In your case, the keys would be strings, and you should expect that iteration will reveal the map to be sorted according to their 'natural order'. Here's an example of the output generated by a TreeMap consisting of String keys and Integer values:
Map<String, Integer> map = new TreeMap<String, Integer>();
map.put("Hello", Integer.valueOf(8));
map.put("Abraham", Integer.valueOf(81));
map.put("Smell", Integer.valueOf(-1));
map.put("Carpet", Integer.valueOf(4));
map.put("Sex", Integer.valueOf(23));
for(String key: map.keySet()) {
System.out.printf("Map entry %s: %d\n", key, map.get(key));
}
Output:
Map entry Abraham: 81
Map entry Carpet: 4
Map entry Hello: 8
Map entry Sex: 23
Map entry Smell: -1
As you can see, iterating over the map's keys produces as ordered result. This order is defined by the natural order of String. Unfortunately, you cannot implement a SortedMap that sorts on values, which is what I believe you want to do. You can however, sort the entries in the Map outside of it. See more details in this other SO post: TreeMap sort by value.
Map is a kind of messy abstraction for this sort of thing, but I'm going to throw out Guava's Multiset as a way to address this use case, as it's expressly designed for "counting occurrences of things."
In particular,
return Multisets.copyHighestCountFirst(HashMultiset.copyOf(listOfWords));
returns a Multiset that iterates over elements in order of descending frequency in listOfWords.
There are many questions on SO, by the way, relating to ordering maps by values instead of keys, but I prefer this solution.

**Records shown**.
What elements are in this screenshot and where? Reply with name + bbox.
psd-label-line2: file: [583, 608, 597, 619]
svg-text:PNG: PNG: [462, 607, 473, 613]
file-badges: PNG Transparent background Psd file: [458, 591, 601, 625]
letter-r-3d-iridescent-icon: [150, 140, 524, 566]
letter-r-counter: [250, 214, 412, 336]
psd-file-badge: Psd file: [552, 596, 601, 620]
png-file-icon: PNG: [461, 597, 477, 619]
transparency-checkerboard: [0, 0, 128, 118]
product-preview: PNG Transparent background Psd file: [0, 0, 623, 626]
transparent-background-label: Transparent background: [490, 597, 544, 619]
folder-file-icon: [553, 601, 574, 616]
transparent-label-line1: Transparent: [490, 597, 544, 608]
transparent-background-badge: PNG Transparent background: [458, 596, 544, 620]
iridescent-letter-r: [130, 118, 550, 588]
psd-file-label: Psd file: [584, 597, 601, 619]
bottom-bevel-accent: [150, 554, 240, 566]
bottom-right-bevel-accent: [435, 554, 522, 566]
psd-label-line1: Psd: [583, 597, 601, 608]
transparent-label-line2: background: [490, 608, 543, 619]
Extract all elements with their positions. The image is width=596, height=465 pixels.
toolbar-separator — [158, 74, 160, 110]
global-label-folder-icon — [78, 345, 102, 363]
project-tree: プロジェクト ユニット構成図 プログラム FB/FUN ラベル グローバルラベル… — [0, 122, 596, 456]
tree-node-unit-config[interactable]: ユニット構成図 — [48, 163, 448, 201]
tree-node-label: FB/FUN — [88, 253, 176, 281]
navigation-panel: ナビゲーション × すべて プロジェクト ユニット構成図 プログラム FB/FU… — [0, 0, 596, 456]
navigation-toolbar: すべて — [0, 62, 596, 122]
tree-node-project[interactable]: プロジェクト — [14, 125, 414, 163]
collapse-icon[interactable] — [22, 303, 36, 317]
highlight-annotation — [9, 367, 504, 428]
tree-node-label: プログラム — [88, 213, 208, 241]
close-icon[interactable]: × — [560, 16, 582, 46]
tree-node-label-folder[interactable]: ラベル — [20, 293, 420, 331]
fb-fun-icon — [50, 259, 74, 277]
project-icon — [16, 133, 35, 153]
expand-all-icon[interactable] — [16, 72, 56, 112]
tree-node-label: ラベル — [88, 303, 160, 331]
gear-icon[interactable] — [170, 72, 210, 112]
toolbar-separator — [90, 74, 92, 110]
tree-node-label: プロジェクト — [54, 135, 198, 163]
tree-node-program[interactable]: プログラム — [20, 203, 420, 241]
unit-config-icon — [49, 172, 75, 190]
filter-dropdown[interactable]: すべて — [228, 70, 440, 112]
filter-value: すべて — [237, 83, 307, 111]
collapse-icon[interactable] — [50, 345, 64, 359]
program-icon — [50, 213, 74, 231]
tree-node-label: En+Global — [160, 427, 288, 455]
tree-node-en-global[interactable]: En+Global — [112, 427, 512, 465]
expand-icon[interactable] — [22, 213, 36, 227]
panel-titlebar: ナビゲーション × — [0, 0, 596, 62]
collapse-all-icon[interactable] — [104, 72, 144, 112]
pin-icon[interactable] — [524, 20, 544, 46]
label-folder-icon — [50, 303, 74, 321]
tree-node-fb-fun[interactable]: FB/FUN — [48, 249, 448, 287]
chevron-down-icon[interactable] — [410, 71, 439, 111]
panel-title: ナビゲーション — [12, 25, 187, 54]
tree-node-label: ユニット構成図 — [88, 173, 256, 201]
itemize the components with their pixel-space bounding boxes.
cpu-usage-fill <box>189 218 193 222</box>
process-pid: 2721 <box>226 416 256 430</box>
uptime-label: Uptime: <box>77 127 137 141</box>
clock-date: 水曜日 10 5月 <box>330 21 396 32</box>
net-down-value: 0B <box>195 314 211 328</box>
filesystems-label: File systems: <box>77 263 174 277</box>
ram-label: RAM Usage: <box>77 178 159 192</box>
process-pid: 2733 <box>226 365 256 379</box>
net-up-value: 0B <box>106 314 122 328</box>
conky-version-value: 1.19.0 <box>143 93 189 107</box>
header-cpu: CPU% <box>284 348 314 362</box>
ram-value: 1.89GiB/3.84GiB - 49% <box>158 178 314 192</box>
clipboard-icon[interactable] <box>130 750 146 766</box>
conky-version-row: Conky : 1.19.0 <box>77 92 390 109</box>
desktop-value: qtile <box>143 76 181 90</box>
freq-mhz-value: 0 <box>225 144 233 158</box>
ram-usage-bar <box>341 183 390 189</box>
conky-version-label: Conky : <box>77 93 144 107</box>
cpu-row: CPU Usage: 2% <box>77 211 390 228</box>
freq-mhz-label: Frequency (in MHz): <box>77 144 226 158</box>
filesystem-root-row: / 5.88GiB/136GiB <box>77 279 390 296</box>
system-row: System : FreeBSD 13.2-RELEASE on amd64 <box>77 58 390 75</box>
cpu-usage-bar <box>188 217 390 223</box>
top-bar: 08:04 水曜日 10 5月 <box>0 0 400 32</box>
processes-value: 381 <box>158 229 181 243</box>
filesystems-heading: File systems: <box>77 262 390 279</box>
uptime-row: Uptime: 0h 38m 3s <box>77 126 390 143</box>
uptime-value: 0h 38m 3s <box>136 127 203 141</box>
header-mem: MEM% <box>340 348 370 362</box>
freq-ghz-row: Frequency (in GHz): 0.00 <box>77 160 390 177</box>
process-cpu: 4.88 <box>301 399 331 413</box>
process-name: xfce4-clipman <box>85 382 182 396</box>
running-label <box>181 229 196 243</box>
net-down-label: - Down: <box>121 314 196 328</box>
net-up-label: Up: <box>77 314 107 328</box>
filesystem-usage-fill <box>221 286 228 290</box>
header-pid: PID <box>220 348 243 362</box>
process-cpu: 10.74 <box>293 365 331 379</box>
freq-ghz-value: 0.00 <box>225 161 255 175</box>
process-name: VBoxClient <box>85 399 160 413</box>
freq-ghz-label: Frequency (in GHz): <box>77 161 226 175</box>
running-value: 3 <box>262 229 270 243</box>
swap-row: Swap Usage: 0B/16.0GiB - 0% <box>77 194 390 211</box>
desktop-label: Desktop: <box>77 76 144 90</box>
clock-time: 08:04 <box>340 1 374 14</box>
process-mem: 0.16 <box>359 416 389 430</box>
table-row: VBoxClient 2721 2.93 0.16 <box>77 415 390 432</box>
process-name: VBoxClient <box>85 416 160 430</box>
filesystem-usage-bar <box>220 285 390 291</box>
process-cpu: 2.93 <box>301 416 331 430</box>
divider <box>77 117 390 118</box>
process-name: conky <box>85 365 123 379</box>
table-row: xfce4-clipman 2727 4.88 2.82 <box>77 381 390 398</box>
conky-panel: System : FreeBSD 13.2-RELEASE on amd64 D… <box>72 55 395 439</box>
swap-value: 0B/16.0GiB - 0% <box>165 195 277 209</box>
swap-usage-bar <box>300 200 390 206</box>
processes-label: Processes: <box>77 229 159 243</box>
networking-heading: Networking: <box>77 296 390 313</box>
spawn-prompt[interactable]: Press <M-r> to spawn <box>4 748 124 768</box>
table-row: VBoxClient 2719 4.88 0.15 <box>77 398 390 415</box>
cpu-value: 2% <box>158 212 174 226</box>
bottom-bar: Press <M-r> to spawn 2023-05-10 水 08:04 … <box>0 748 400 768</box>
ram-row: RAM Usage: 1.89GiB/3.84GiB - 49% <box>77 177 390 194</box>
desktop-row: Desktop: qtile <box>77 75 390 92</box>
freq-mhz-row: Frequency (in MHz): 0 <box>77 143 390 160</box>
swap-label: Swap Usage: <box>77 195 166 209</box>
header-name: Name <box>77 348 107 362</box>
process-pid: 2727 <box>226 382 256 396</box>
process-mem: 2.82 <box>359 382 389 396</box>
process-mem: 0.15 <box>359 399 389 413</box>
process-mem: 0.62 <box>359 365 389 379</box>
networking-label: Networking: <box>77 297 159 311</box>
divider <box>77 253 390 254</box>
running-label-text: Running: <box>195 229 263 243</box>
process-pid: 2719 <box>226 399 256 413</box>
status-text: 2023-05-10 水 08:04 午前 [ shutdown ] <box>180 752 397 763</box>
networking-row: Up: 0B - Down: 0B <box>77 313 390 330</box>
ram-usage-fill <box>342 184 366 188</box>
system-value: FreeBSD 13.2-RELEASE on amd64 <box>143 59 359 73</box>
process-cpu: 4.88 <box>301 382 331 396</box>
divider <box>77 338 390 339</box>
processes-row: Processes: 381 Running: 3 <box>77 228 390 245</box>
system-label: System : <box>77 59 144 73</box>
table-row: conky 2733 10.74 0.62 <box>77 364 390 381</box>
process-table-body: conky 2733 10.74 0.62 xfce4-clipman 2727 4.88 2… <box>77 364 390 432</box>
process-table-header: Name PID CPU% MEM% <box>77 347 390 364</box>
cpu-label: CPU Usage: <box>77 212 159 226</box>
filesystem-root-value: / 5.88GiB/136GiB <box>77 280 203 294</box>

**Task A**.
Based on the Java maps text, decide whether each statement agrees with it. Answer yes or no, and quote the words of the text that settle each one.
(i) Iterating over a TreeMap with String keys gives the keys in the natural order of String.
(ii) A SortedMap can be implemented so that it sorts on values.
(iii) Guava's Multiset is designed for counting occurrences of things.
**Task B**.
Answer these questions from the Java maps text.
(i) What Integer value is stored with the key "Carpet"?
(ii) Which key is listed first in the output?
(iii) Which Multisets method returns a Multiset that iterates in order of descending frequency?
The data that comes after the text was taken from a separate source.

**Written response A**.
(i) Yes: "This order is defined by the natural order of String."
(ii) No: "Unfortunately, you cannot implement a SortedMap that sorts on values"
(iii) Yes: "it's expressly designed for "counting occurrences of things.""

**Written response B**.
(i) 4
(ii) Abraham
(iii) copyHighestCountFirst